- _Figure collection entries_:
>> Begin
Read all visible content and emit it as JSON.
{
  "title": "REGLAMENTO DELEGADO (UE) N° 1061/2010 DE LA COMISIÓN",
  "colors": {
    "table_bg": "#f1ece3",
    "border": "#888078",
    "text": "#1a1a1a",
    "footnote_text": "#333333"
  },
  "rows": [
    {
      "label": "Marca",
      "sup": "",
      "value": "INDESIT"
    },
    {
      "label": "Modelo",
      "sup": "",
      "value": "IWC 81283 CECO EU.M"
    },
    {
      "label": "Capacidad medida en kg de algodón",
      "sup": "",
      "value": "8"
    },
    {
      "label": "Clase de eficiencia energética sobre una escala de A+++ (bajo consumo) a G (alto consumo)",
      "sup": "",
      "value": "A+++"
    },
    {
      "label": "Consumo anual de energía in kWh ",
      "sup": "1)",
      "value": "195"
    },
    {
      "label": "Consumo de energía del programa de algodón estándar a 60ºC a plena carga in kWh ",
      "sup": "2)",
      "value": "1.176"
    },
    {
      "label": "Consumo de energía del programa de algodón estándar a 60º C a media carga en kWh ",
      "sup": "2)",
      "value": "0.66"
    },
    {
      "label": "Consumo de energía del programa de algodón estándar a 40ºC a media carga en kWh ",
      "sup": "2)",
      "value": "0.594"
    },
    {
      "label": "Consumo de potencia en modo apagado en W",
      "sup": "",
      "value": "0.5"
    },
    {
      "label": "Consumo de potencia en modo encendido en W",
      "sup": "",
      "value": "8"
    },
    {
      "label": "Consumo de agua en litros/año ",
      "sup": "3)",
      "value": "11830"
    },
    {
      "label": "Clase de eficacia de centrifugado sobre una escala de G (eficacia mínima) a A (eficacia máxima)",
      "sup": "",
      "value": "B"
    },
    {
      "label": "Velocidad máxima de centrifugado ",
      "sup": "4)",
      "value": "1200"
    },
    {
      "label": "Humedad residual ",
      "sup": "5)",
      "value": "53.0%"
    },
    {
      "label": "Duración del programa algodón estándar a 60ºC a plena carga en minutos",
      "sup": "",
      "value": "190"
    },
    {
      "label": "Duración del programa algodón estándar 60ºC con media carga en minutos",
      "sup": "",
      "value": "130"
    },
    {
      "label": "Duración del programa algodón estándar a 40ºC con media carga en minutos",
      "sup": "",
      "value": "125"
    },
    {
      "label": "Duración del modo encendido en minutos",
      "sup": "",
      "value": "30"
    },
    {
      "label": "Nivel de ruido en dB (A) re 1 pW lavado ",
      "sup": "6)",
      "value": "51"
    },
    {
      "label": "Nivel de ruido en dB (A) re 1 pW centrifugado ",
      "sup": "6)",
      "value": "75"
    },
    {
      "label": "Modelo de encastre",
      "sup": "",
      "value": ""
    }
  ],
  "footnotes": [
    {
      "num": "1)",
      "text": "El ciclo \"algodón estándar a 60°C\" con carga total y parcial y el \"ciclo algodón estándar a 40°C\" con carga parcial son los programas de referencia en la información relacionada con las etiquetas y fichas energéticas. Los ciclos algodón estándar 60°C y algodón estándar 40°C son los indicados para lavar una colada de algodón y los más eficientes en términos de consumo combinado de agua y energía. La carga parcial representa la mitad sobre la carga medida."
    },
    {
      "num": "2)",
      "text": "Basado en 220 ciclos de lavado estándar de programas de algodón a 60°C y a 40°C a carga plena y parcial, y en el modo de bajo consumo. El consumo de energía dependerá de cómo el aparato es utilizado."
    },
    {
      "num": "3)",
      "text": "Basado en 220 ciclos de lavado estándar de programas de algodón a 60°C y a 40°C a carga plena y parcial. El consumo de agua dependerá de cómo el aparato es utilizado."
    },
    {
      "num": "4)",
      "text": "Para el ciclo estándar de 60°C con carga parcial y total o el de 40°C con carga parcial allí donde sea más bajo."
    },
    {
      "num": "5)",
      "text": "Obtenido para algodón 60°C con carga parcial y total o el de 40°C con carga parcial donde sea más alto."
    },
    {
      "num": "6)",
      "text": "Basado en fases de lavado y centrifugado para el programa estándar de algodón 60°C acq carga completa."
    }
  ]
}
>> End
- _Work instructions_:
Copy every record exactly, with nothing added or dropped.

- _Exercise result_:
Read all visible content and emit it as JSON.
{
  "title": "REGLAMENTO DELEGADO (UE) N° 1061/2010 DE LA COMISIÓN",
  "colors": {
    "table_bg": "#f1ece3",
    "border": "#888078",
    "text": "#1a1a1a",
    "footnote_text": "#333333"
  },
  "rows": [
    {
      "label": "Marca",
      "sup": "",
      "value": "INDESIT"
    },
    {
      "label": "Modelo",
      "sup": "",
      "value": "IWC 81283 CECO EU.M"
    },
    {
      "label": "Capacidad medida en kg de algodón",
      "sup": "",
      "value": "8"
    },
    {
      "label": "Clase de eficiencia energética sobre una escala de A+++ (bajo consumo) a G (alto consumo)",
      "sup": "",
      "value": "A+++"
    },
    {
      "label": "Consumo anual de energía in kWh ",
      "sup": "1)",
      "value": "195"
    },
    {
      "label": "Consumo de energía del programa de algodón estándar a 60ºC a plena carga in kWh ",
      "sup": "2)",
      "value": "1.176"
    },
    {
      "label": "Consumo de energía del programa de algodón estándar a 60º C a media carga en kWh ",
      "sup": "2)",
      "value": "0.66"
    },
    {
      "label": "Consumo de energía del programa de algodón estándar a 40ºC a media carga en kWh ",
      "sup": "2)",
      "value": "0.594"
    },
    {
      "label": "Consumo de potencia en modo apagado en W",
      "sup": "",
      "value": "0.5"
    },
    {
      "label": "Consumo de potencia en modo encendido en W",
      "sup": "",
      "value": "8"
    },
    {
      "label": "Consumo de agua en litros/año ",
      "sup": "3)",
      "value": "11830"
    },
    {
      "label": "Clase de eficacia de centrifugado sobre una escala de G (eficacia mínima) a A (eficacia máxima)",
      "sup": "",
      "value": "B"
    },
    {
      "label": "Velocidad máxima de centrifugado ",
      "sup": "4)",
      "value": "1200"
    },
    {
      "label": "Humedad residual ",
      "sup": "5)",
      "value": "53.0%"
    },
    {
      "label": "Duración del programa algodón estándar a 60ºC a plena carga en minutos",
      "sup": "",
      "value": "190"
    },
    {
      "label": "Duración del programa algodón estándar 60ºC con media carga en minutos",
      "sup": "",
      "value": "130"
    },
    {
      "label": "Duración del programa algodón estándar a 40ºC con media carga en minutos",
      "sup": "",
      "value": "125"
    },
    {
      "label": "Duración del modo encendido en minutos",
      "sup": "",
      "value": "30"
    },
    {
      "label": "Nivel de ruido en dB (A) re 1 pW lavado ",
      "sup": "6)",
      "value": "51"
    },
    {
      "label": "Nivel de ruido en dB (A) re 1 pW centrifugado ",
      "sup": "6)",
      "value": "75"
    },
    {
      "label": "Modelo de encastre",
      "sup": "",
      "value": ""
    }
  ],
  "footnotes": [
    {
      "num": "1)",
      "text": "El ciclo \"algodón estándar a 60°C\" con carga total y parcial y el \"ciclo algodón estándar a 40°C\" con carga parcial son los programas de referencia en la información relacionada con las etiquetas y fichas energéticas. Los ciclos algodón estándar 60°C y algodón estándar 40°C son los indicados para lavar una colada de algodón y los más eficientes en términos de consumo combinado de agua y energía. La carga parcial representa la mitad sobre la carga medida."
    },
    {
      "num": "2)",
      "text": "Basado en 220 ciclos de lavado estándar de programas de algodón a 60°C y a 40°C a carga plena y parcial, y en el modo de bajo consumo. El consumo de energía dependerá de cómo el aparato es utilizado."
    },
    {
      "num": "3)",
      "text": "Basado en 220 ciclos de lavado estándar de programas de algodón a 60°C y a 40°C a carga plena y parcial. El consumo de agua dependerá de cómo el aparato es utilizado."
    },
    {
      "num": "4)",
      "text": "Para el ciclo estándar de 60°C con carga parcial y total o el de 40°C con carga parcial allí donde sea más bajo."
    },
    {
      "num": "5)",
      "text": "Obtenido para algodón 60°C con carga parcial y total o el de 40°C con carga parcial donde sea más alto."
    },
    {
      "num": "6)",
      "text": "Basado en fases de lavado y centrifugado para el programa estándar de algodón 60°C acq carga completa."
    }
  ]
}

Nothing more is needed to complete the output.